▶ The task: Transcribe each record exactly. Include every one.

# Start of Records supplied

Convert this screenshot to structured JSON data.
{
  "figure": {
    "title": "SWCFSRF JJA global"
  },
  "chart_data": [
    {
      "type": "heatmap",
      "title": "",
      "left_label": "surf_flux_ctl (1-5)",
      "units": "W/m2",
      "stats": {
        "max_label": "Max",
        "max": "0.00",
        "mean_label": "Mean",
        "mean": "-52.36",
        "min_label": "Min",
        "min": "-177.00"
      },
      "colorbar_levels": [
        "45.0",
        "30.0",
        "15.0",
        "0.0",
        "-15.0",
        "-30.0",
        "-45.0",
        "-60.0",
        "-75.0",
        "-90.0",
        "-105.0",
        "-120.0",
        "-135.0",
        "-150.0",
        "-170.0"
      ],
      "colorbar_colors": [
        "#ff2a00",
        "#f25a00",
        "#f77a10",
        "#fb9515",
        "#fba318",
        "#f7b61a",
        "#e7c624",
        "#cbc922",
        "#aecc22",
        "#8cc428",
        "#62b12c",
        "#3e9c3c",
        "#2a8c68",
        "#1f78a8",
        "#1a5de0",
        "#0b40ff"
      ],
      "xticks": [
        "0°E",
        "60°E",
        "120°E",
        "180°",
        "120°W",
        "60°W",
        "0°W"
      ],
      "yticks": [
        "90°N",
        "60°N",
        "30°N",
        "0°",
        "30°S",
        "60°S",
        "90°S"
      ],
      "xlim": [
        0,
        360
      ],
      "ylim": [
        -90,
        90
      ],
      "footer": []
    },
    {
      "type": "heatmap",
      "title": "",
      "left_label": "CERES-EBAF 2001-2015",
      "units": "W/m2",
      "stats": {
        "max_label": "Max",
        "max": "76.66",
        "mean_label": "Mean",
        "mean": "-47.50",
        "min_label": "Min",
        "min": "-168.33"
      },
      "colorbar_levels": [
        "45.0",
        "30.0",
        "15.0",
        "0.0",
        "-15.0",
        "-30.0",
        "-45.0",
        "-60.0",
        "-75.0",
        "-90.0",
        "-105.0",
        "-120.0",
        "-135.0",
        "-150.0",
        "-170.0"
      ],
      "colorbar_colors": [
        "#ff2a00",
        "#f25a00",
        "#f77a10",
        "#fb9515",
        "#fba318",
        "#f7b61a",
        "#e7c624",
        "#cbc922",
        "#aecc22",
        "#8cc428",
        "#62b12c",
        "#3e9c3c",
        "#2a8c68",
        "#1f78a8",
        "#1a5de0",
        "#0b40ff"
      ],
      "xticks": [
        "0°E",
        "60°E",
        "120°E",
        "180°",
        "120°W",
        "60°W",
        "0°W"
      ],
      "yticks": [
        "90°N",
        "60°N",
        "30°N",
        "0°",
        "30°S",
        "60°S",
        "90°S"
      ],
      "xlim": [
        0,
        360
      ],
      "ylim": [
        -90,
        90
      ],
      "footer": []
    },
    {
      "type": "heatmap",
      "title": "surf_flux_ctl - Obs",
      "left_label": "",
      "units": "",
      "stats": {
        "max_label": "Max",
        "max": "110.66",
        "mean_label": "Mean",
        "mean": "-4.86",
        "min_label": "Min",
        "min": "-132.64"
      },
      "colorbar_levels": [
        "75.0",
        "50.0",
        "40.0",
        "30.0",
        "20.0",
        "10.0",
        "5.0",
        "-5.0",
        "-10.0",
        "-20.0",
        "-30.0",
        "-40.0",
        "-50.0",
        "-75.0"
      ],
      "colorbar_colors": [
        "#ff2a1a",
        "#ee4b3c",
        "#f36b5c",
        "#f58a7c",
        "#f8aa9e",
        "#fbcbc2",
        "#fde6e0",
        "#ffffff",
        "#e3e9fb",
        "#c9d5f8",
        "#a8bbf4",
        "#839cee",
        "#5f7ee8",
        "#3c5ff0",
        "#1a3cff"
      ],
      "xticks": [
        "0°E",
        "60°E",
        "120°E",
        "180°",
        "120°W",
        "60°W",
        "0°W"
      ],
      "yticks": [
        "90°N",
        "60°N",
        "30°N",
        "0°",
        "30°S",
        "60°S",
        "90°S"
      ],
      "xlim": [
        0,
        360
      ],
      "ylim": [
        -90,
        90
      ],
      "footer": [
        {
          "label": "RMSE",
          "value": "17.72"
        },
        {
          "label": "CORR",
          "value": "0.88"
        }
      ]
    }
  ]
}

# End of Records supplied

▶ Written reply:
Convert this screenshot to structured JSON data.
{
  "figure": {
    "title": "SWCFSRF JJA global"
  },
  "chart_data": [
    {
      "type": "heatmap",
      "title": "",
      "left_label": "surf_flux_ctl (1-5)",
      "units": "W/m2",
      "stats": {
        "max_label": "Max",
        "max": "0.00",
        "mean_label": "Mean",
        "mean": "-52.36",
        "min_label": "Min",
        "min": "-177.00"
      },
      "colorbar_levels": [
        "45.0",
        "30.0",
        "15.0",
        "0.0",
        "-15.0",
        "-30.0",
        "-45.0",
        "-60.0",
        "-75.0",
        "-90.0",
        "-105.0",
        "-120.0",
        "-135.0",
        "-150.0",
        "-170.0"
      ],
      "colorbar_colors": [
        "#ff2a00",
        "#f25a00",
        "#f77a10",
        "#fb9515",
        "#fba318",
        "#f7b61a",
        "#e7c624",
        "#cbc922",
        "#aecc22",
        "#8cc428",
        "#62b12c",
        "#3e9c3c",
        "#2a8c68",
        "#1f78a8",
        "#1a5de0",
        "#0b40ff"
      ],
      "xticks": [
        "0°E",
        "60°E",
        "120°E",
        "180°",
        "120°W",
        "60°W",
        "0°W"
      ],
      "yticks": [
        "90°N",
        "60°N",
        "30°N",
        "0°",
        "30°S",
        "60°S",
        "90°S"
      ],
      "xlim": [
        0,
        360
      ],
      "ylim": [
        -90,
        90
      ],
      "footer": []
    },
    {
      "type": "heatmap",
      "title": "",
      "left_label": "CERES-EBAF 2001-2015",
      "units": "W/m2",
      "stats": {
        "max_label": "Max",
        "max": "76.66",
        "mean_label": "Mean",
        "mean": "-47.50",
        "min_label": "Min",
        "min": "-168.33"
      },
      "colorbar_levels": [
        "45.0",
        "30.0",
        "15.0",
        "0.0",
        "-15.0",
        "-30.0",
        "-45.0",
        "-60.0",
        "-75.0",
        "-90.0",
        "-105.0",
        "-120.0",
        "-135.0",
        "-150.0",
        "-170.0"
      ],
      "colorbar_colors": [
        "#ff2a00",
        "#f25a00",
        "#f77a10",
        "#fb9515",
        "#fba318",
        "#f7b61a",
        "#e7c624",
        "#cbc922",
        "#aecc22",
        "#8cc428",
        "#62b12c",
        "#3e9c3c",
        "#2a8c68",
        "#1f78a8",
        "#1a5de0",
        "#0b40ff"
      ],
      "xticks": [
        "0°E",
        "60°E",
        "120°E",
        "180°",
        "120°W",
        "60°W",
        "0°W"
      ],
      "yticks": [
        "90°N",
        "60°N",
        "30°N",
        "0°",
        "30°S",
        "60°S",
        "90°S"
      ],
      "xlim": [
        0,
        360
      ],
      "ylim": [
        -90,
        90
      ],
      "footer": []
    },
    {
      "type": "heatmap",
      "title": "surf_flux_ctl - Obs",
      "left_label": "",
      "units": "",
      "stats": {
        "max_label": "Max",
        "max": "110.66",
        "mean_label": "Mean",
        "mean": "-4.86",
        "min_label": "Min",
        "min": "-132.64"
      },
      "colorbar_levels": [
        "75.0",
        "50.0",
        "40.0",
        "30.0",
        "20.0",
        "10.0",
        "5.0",
        "-5.0",
        "-10.0",
        "-20.0",
        "-30.0",
        "-40.0",
        "-50.0",
        "-75.0"
      ],
      "colorbar_colors": [
        "#ff2a1a",
        "#ee4b3c",
        "#f36b5c",
        "#f58a7c",
        "#f8aa9e",
        "#fbcbc2",
        "#fde6e0",
        "#ffffff",
        "#e3e9fb",
        "#c9d5f8",
        "#a8bbf4",
        "#839cee",
        "#5f7ee8",
        "#3c5ff0",
        "#1a3cff"
      ],
      "xticks": [
        "0°E",
        "60°E",
        "120°E",
        "180°",
        "120°W",
        "60°W",
        "0°W"
      ],
      "yticks": [
        "90°N",
        "60°N",
        "30°N",
        "0°",
        "30°S",
        "60°S",
        "90°S"
      ],
      "xlim": [
        0,
        360
      ],
      "ylim": [
        -90,
        90
      ],
      "footer": [
        {
          "label": "RMSE",
          "value": "17.72"
        },
        {
          "label": "CORR",
          "value": "0.88"
        }
      ]
    }
  ]
}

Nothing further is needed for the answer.